Task to complete:
Make an exact copy of the records, with the pictures left out.

Material for this exercise:
§

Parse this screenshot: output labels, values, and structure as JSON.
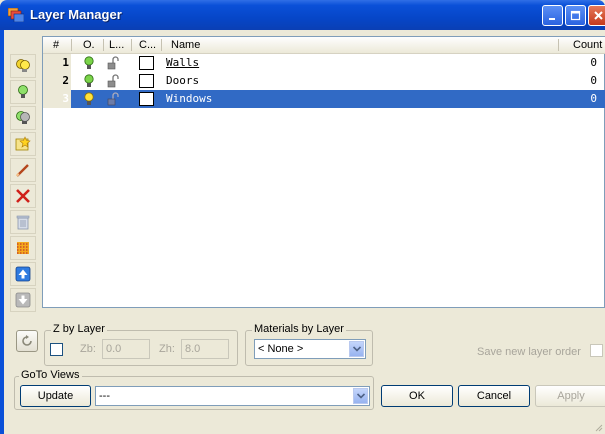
{
  "window": {
    "title": "Layer Manager"
  },
  "toolbar": {
    "items": [
      {
        "name": "layers-all-on-icon"
      },
      {
        "name": "layer-on-icon"
      },
      {
        "name": "layers-isolate-icon"
      },
      {
        "name": "new-layer-icon"
      },
      {
        "name": "edit-layer-icon"
      },
      {
        "name": "delete-layer-icon"
      },
      {
        "name": "purge-layer-icon"
      },
      {
        "name": "layer-pattern-icon"
      },
      {
        "name": "move-up-icon"
      },
      {
        "name": "move-down-icon"
      }
    ]
  },
  "grid": {
    "columns": {
      "num": "#",
      "on": "O.",
      "lock": "L...",
      "color": "C...",
      "name": "Name",
      "count": "Count"
    },
    "rows": [
      {
        "num": "1",
        "name": "Walls",
        "count": "0",
        "selected": false
      },
      {
        "num": "2",
        "name": "Doors",
        "count": "0",
        "selected": false
      },
      {
        "num": "3",
        "name": "Windows",
        "count": "0",
        "selected": true
      }
    ]
  },
  "z_by_layer": {
    "label": "Z by Layer",
    "zb_label": "Zb:",
    "zb_value": "0.0",
    "zh_label": "Zh:",
    "zh_value": "8.0"
  },
  "materials": {
    "label": "Materials by Layer",
    "selected": "< None >"
  },
  "save_order": {
    "label": "Save new layer order"
  },
  "goto_views": {
    "label": "GoTo Views",
    "update_label": "Update",
    "selected": "---"
  },
  "buttons": {
    "ok": "OK",
    "cancel": "Cancel",
    "apply": "Apply"
  }
}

§

Correct response:
Parse this screenshot: output labels, values, and structure as JSON.
{
  "window": {
    "title": "Layer Manager"
  },
  "toolbar": {
    "items": [
      {
        "name": "layers-all-on-icon"
      },
      {
        "name": "layer-on-icon"
      },
      {
        "name": "layers-isolate-icon"
      },
      {
        "name": "new-layer-icon"
      },
      {
        "name": "edit-layer-icon"
      },
      {
        "name": "delete-layer-icon"
      },
      {
        "name": "purge-layer-icon"
      },
      {
        "name": "layer-pattern-icon"
      },
      {
        "name": "move-up-icon"
      },
      {
        "name": "move-down-icon"
      }
    ]
  },
  "grid": {
    "columns": {
      "num": "#",
      "on": "O.",
      "lock": "L...",
      "color": "C...",
      "name": "Name",
      "count": "Count"
    },
    "rows": [
      {
        "num": "1",
        "name": "Walls",
        "count": "0",
        "selected": false
      },
      {
        "num": "2",
        "name": "Doors",
        "count": "0",
        "selected": false
      },
      {
        "num": "3",
        "name": "Windows",
        "count": "0",
        "selected": true
      }
    ]
  },
  "z_by_layer": {
    "label": "Z by Layer",
    "zb_label": "Zb:",
    "zb_value": "0.0",
    "zh_label": "Zh:",
    "zh_value": "8.0"
  },
  "materials": {
    "label": "Materials by Layer",
    "selected": "< None >"
  },
  "save_order": {
    "label": "Save new layer order"
  },
  "goto_views": {
    "label": "GoTo Views",
    "update_label": "Update",
    "selected": "---"
  },
  "buttons": {
    "ok": "OK",
    "cancel": "Cancel",
    "apply": "Apply"
  }
}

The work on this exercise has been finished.